▸ Required work
Reproduce the lines below word for word, from the one containing "- border-cambodia: [1120, 892, 1167, 957]" through the one containing "- border-laos-thailand: [1084, 548, 1167, 775]", including both.

▸ Listing
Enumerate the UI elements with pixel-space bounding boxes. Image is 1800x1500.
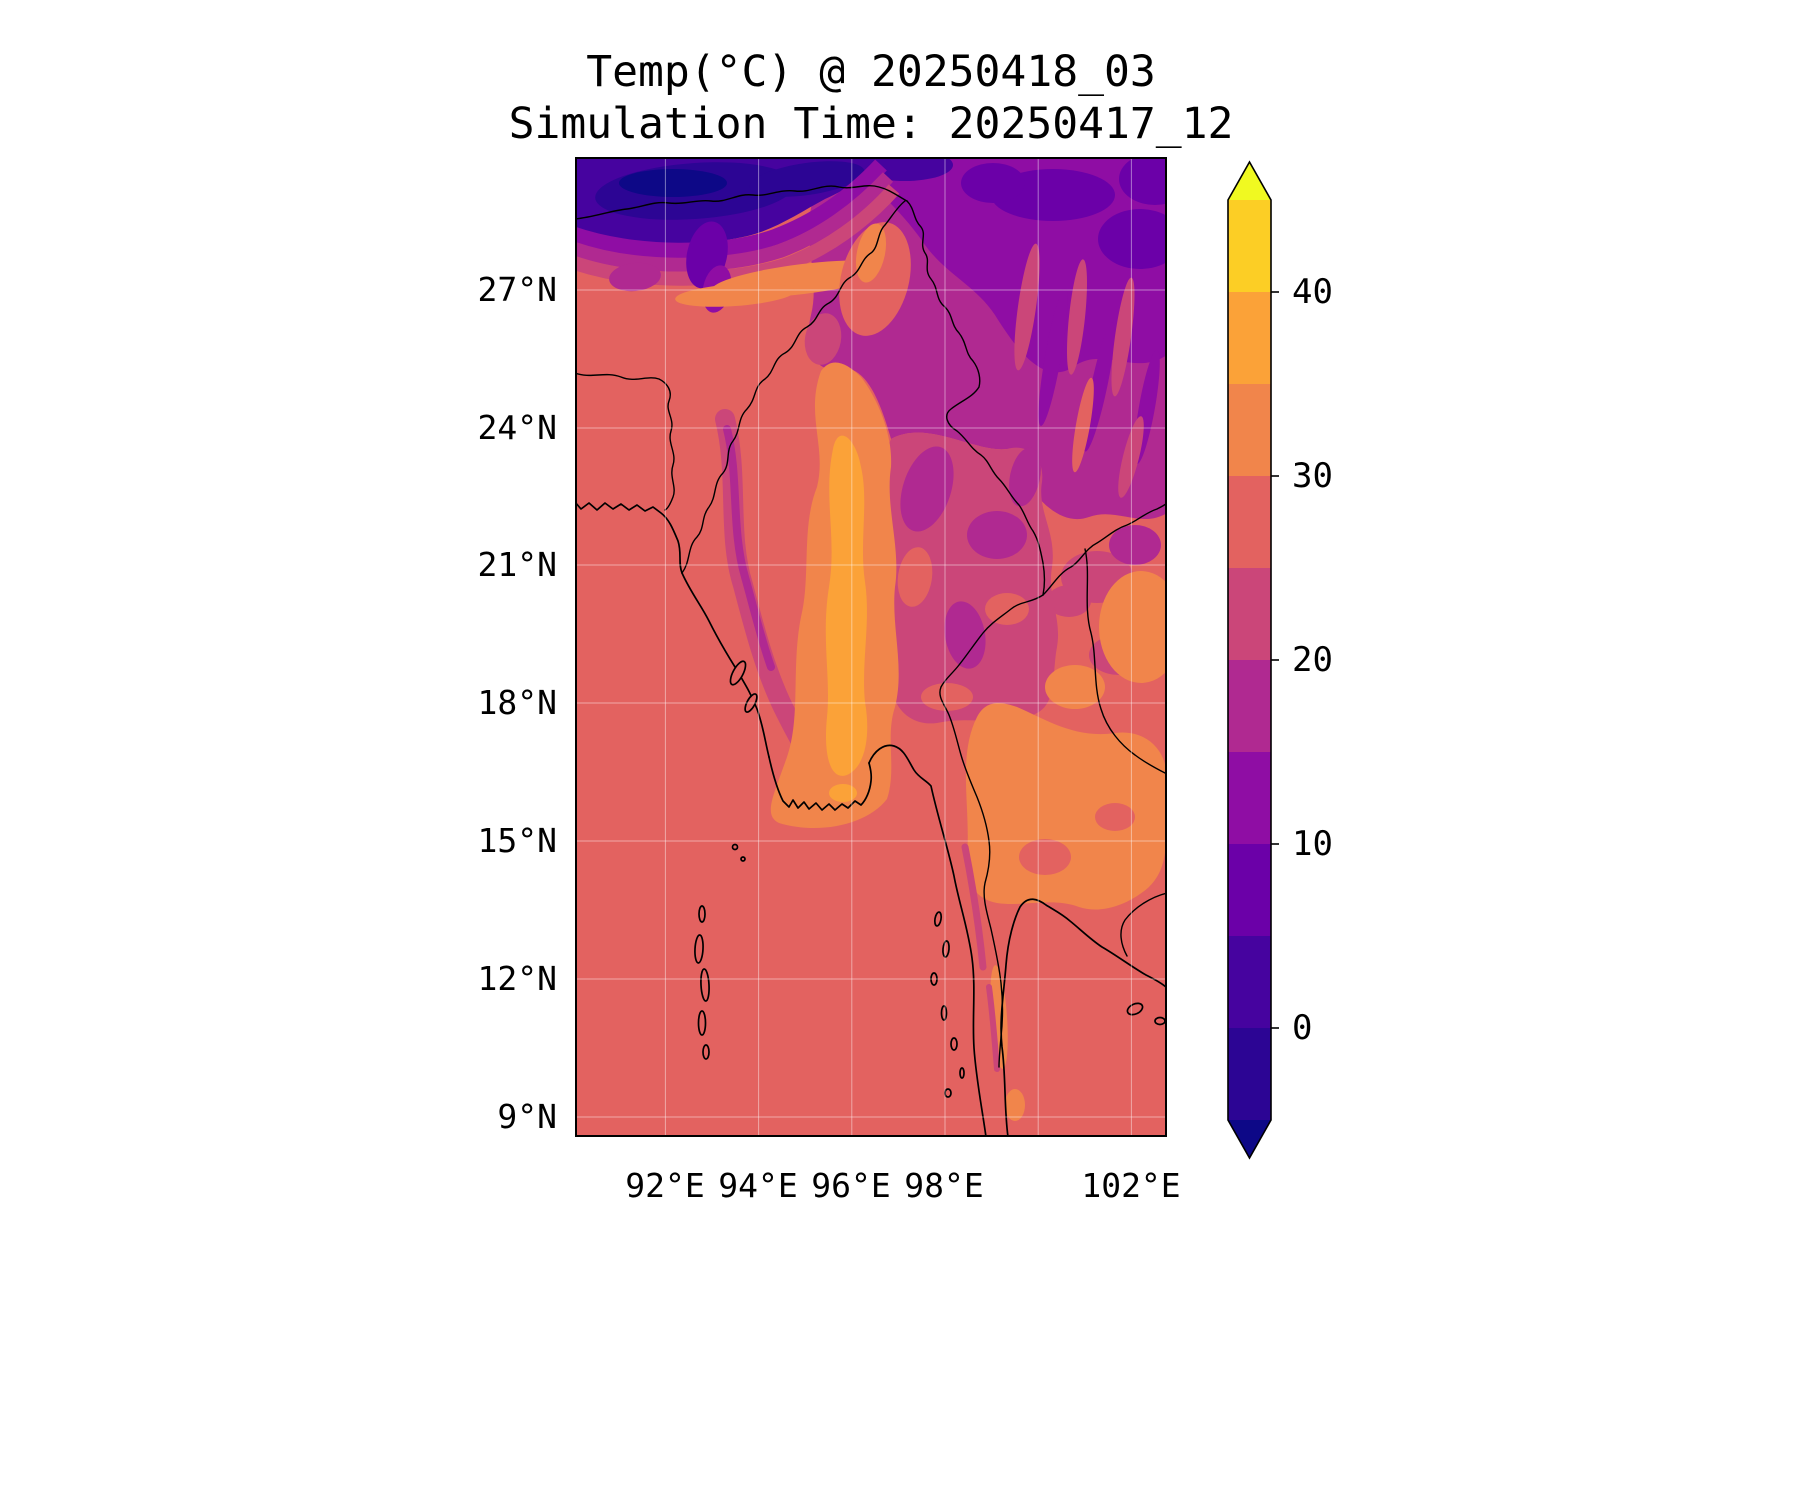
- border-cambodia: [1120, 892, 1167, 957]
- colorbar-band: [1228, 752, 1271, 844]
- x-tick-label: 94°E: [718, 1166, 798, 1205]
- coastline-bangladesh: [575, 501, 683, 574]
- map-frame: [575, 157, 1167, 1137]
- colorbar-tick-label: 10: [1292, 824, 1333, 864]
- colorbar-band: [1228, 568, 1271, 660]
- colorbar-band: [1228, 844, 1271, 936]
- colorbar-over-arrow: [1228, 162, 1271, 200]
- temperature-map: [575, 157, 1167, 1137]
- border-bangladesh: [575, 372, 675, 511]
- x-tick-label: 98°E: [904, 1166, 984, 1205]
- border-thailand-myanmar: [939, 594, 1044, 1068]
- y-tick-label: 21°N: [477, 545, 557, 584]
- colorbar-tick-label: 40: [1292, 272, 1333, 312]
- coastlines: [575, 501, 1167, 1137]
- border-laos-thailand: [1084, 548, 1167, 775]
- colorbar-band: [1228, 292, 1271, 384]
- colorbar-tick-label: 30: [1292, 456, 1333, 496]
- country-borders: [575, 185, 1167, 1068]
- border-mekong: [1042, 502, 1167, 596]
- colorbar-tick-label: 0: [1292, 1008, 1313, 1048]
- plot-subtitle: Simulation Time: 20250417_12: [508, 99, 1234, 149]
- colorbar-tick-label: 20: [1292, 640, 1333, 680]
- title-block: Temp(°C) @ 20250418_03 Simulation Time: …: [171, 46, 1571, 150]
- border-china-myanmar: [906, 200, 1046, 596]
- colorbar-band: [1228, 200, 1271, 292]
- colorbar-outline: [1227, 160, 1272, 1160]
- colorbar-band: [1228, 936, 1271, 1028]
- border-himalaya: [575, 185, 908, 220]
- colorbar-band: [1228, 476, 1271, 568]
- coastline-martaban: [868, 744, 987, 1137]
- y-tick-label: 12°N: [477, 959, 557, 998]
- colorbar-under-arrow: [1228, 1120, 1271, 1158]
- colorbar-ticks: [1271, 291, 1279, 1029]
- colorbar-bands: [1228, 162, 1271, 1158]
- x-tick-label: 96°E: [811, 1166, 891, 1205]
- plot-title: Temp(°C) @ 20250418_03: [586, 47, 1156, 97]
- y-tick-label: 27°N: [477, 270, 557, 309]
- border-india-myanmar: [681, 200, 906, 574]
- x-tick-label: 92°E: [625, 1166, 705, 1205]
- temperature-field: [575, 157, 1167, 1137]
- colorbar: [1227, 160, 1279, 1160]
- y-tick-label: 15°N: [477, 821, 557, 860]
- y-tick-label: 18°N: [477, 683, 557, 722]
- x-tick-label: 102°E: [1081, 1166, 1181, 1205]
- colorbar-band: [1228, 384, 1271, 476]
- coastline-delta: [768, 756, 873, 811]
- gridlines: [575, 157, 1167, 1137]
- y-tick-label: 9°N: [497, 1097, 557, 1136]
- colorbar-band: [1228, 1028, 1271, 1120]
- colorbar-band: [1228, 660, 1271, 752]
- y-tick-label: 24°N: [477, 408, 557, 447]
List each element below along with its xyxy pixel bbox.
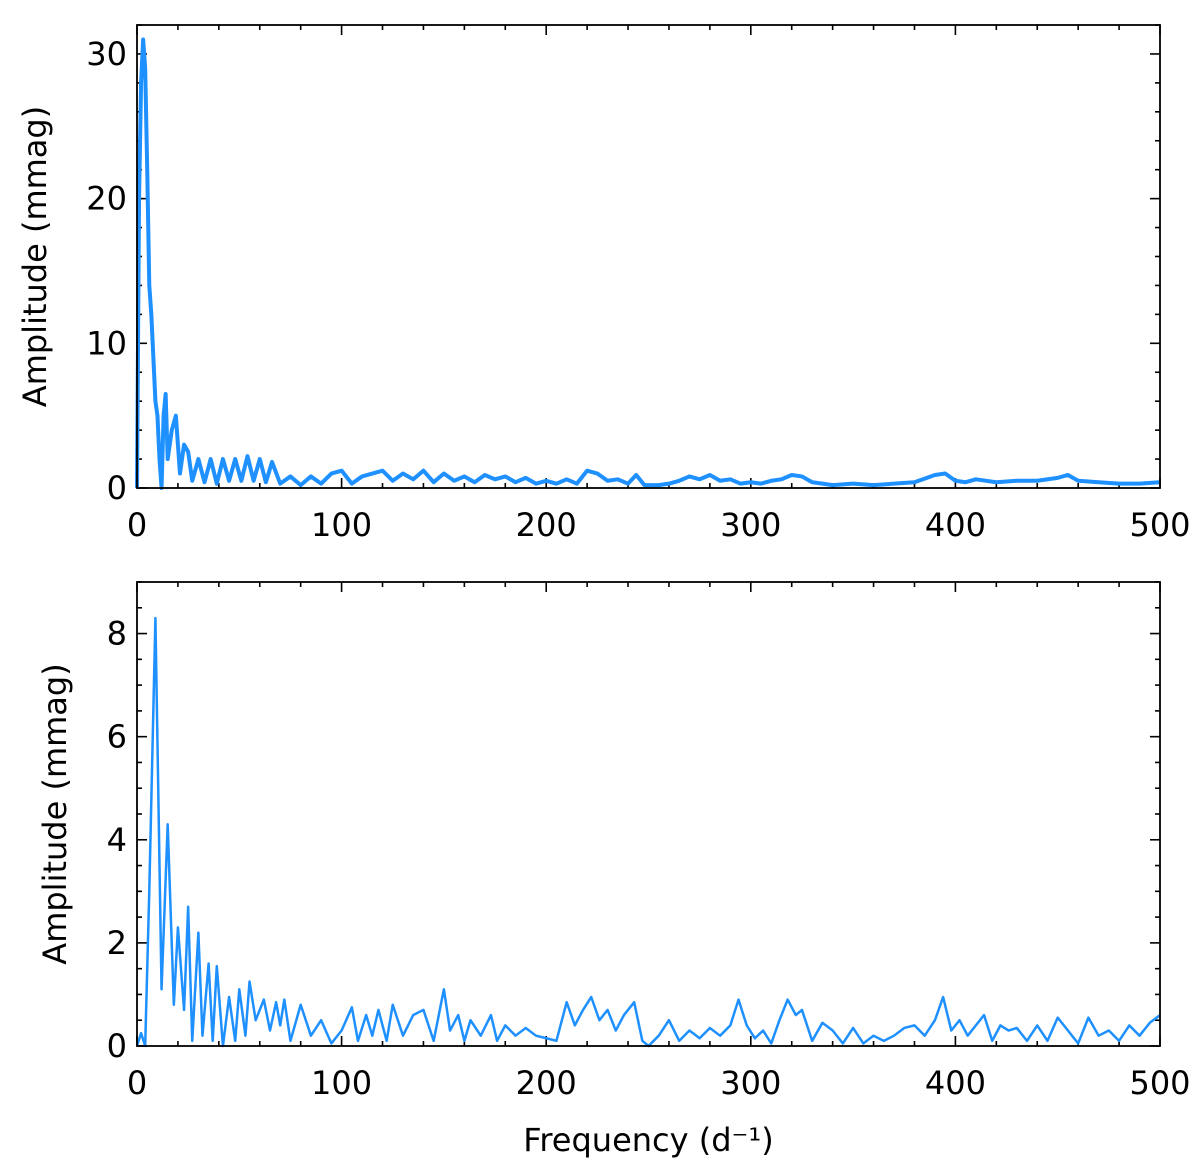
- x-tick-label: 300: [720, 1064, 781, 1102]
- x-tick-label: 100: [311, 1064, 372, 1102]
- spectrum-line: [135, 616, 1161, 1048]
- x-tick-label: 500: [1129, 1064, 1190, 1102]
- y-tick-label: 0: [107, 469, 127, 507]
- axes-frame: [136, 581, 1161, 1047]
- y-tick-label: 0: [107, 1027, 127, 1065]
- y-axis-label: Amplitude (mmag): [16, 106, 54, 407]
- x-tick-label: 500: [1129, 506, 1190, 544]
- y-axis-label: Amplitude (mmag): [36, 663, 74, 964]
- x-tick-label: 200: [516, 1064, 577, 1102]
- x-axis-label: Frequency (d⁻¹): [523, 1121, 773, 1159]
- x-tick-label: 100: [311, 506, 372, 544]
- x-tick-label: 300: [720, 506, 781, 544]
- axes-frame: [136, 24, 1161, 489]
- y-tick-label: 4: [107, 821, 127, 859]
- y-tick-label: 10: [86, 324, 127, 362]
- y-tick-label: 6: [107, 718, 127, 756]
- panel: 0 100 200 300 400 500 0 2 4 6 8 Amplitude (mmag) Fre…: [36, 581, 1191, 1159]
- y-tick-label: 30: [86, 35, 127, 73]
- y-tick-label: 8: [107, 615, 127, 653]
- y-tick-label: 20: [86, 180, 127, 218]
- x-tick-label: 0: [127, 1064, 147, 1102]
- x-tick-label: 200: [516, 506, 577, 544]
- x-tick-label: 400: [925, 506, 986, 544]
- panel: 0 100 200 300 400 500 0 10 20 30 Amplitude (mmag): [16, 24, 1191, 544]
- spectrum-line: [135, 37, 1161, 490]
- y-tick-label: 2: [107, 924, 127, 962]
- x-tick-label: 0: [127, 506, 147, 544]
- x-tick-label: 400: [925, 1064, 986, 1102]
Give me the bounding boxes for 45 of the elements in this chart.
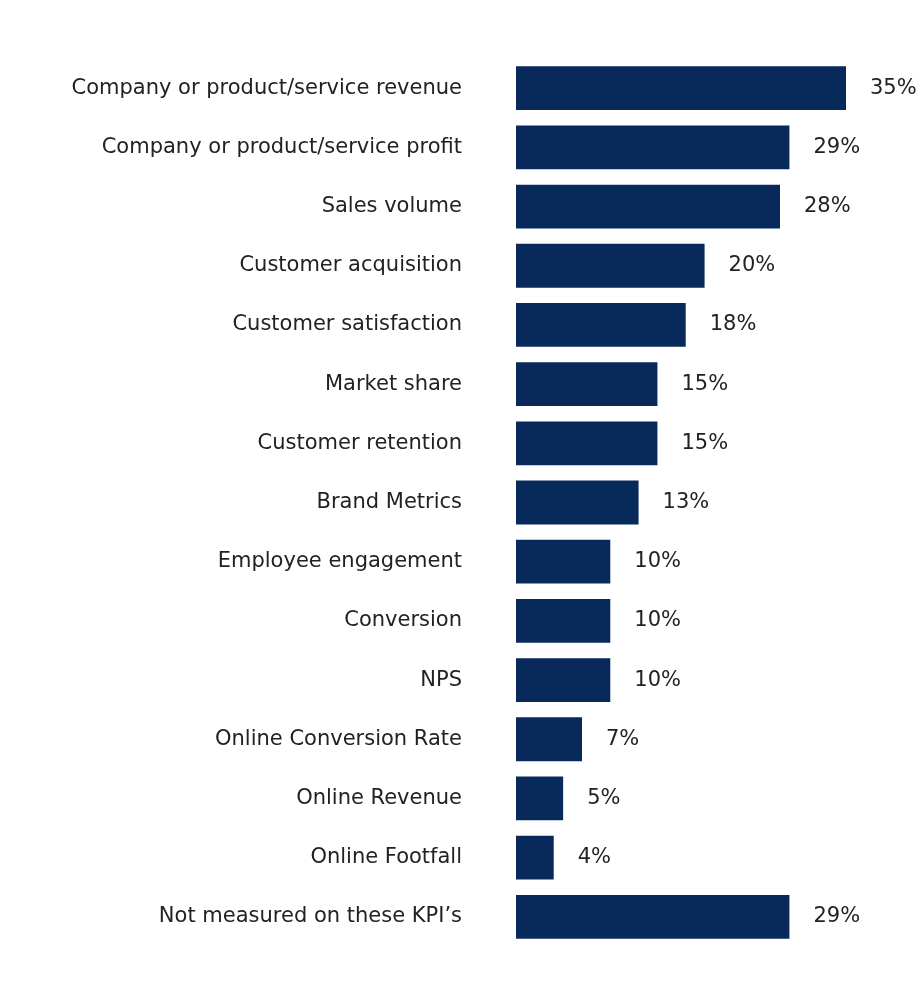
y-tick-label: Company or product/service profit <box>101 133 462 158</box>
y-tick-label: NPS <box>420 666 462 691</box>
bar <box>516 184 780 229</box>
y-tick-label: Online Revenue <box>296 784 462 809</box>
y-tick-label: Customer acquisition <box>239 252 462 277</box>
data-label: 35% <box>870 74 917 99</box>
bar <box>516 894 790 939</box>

▸ Response
- border-cambodia: [1120, 892, 1167, 957]
- colorbar-band: [1228, 752, 1271, 844]
- x-tick-label: 94°E: [718, 1166, 798, 1205]
- coastline-bangladesh: [575, 501, 683, 574]
- map-frame: [575, 157, 1167, 1137]
- colorbar-tick-label: 10: [1292, 824, 1333, 864]
- colorbar-band: [1228, 568, 1271, 660]
- colorbar-band: [1228, 844, 1271, 936]
- colorbar-over-arrow: [1228, 162, 1271, 200]
- temperature-map: [575, 157, 1167, 1137]
- border-bangladesh: [575, 372, 675, 511]
- x-tick-label: 98°E: [904, 1166, 984, 1205]
- border-thailand-myanmar: [939, 594, 1044, 1068]
- y-tick-label: 21°N: [477, 545, 557, 584]
- colorbar-tick-label: 40: [1292, 272, 1333, 312]
- coastlines: [575, 501, 1167, 1137]
- border-laos-thailand: [1084, 548, 1167, 775]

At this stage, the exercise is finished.